▶ Task brief:
Return each line of the listing that contains the string "this".

Data excerpts:
· · · · · · ·

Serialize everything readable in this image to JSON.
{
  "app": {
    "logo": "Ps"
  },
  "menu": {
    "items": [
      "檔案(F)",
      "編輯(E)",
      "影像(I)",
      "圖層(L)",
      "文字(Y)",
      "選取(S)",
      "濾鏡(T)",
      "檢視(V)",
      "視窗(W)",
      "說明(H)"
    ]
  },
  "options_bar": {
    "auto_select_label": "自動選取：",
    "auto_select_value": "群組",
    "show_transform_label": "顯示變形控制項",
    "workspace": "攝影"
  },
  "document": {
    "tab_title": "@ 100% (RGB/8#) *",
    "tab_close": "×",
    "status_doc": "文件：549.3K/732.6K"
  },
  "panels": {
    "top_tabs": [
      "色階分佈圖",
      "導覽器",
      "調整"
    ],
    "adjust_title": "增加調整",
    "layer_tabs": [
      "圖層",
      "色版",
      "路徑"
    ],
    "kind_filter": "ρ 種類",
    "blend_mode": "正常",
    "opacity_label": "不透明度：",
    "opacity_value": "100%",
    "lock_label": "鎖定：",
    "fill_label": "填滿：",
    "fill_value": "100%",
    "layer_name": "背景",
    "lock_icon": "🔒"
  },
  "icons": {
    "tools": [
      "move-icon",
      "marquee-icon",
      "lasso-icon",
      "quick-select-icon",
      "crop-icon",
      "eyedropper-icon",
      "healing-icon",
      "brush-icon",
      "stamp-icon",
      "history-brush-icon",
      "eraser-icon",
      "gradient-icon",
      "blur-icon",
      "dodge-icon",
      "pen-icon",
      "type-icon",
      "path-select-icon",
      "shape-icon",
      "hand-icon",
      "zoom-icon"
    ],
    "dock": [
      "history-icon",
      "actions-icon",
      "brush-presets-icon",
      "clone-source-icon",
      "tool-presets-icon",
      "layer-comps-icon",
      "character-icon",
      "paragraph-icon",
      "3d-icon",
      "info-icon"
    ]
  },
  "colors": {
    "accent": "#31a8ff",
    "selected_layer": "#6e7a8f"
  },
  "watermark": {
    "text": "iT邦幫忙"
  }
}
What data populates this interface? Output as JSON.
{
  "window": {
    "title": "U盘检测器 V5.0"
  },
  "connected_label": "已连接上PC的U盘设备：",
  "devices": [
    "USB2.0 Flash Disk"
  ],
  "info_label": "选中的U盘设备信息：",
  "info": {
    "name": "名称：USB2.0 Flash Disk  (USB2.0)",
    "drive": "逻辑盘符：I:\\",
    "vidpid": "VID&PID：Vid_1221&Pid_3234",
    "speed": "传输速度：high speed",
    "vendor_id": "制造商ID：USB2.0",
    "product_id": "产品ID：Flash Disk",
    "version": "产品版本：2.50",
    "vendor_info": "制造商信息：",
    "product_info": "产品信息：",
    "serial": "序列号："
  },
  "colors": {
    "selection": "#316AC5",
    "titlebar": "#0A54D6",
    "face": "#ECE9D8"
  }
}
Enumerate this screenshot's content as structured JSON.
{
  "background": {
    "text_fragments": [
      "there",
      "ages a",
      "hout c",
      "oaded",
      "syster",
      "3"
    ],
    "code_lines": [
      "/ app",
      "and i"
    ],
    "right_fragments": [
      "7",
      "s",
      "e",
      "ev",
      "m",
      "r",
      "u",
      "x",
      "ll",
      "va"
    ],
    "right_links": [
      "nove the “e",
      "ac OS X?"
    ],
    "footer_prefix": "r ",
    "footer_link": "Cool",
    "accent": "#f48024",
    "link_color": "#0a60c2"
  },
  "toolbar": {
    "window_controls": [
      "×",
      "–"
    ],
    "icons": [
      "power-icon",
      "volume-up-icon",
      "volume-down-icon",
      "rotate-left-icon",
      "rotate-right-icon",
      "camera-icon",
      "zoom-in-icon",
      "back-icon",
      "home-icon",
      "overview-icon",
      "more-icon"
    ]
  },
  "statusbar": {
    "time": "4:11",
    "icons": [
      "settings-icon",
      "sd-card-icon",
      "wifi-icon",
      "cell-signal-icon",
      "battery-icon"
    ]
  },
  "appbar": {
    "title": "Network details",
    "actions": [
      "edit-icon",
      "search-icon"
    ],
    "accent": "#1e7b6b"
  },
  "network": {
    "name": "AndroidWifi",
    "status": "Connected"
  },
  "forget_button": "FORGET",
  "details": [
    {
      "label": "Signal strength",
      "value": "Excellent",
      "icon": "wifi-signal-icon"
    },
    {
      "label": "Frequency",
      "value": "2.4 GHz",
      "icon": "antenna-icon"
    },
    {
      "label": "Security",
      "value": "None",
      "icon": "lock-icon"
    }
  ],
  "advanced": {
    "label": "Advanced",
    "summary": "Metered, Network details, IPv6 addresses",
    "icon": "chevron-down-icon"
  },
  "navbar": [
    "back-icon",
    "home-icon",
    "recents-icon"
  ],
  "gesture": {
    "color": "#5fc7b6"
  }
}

· · · · · · ·

▶ Response below:
Serialize everything readable in this image to JSON.
What data populates this interface? Output as JSON.
Enumerate this screenshot's content as structured JSON.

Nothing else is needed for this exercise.